(WRITTEN PROBLEM) Identify the lines containing the word "name". Copy each one.

(EXERCISE DATA)
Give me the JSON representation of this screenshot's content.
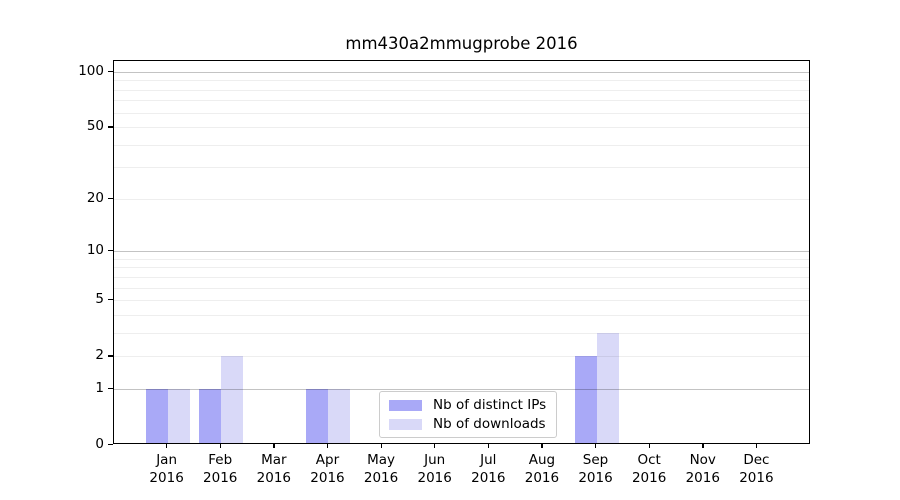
{
  "title": "mm430a2mmugprobe 2016",
  "chart_data": {
    "type": "bar",
    "title": "mm430a2mmugprobe 2016",
    "categories": [
      "Jan",
      "Feb",
      "Mar",
      "Apr",
      "May",
      "Jun",
      "Jul",
      "Aug",
      "Sep",
      "Oct",
      "Nov",
      "Dec"
    ],
    "category_year": "2016",
    "series": [
      {
        "name": "Nb of distinct IPs",
        "color": "#a9a9f7",
        "values": [
          1,
          1,
          0,
          1,
          0,
          0,
          0,
          0,
          2,
          0,
          0,
          0
        ]
      },
      {
        "name": "Nb of downloads",
        "color": "#d9d9f8",
        "values": [
          1,
          2,
          0,
          1,
          0,
          0,
          0,
          0,
          3,
          0,
          0,
          0
        ]
      }
    ],
    "y_axis": {
      "scale": "log1p",
      "ylim": [
        0,
        100
      ],
      "tick_labels": [
        "0",
        "1",
        "2",
        "5",
        "10",
        "20",
        "50",
        "100"
      ],
      "tick_values": [
        0,
        1,
        2,
        5,
        10,
        20,
        50,
        100
      ],
      "major_gridlines": [
        1,
        10,
        100
      ],
      "minor_gridlines": [
        2,
        3,
        4,
        5,
        6,
        7,
        8,
        9,
        20,
        30,
        40,
        50,
        60,
        70,
        80,
        90
      ]
    },
    "legend": {
      "position": "lower center",
      "entries": [
        "Nb of distinct IPs",
        "Nb of downloads"
      ]
    },
    "grid": true
  },
  "colors": {
    "distinct_ips": "#a9a9f7",
    "downloads": "#d9d9f8",
    "axis": "#000000",
    "legend_border": "#cccccc",
    "background": "#ffffff"
  }
}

(REPLY TO THE EXERCISE)
        "name": "Nb of distinct IPs",
        "name": "Nb of downloads",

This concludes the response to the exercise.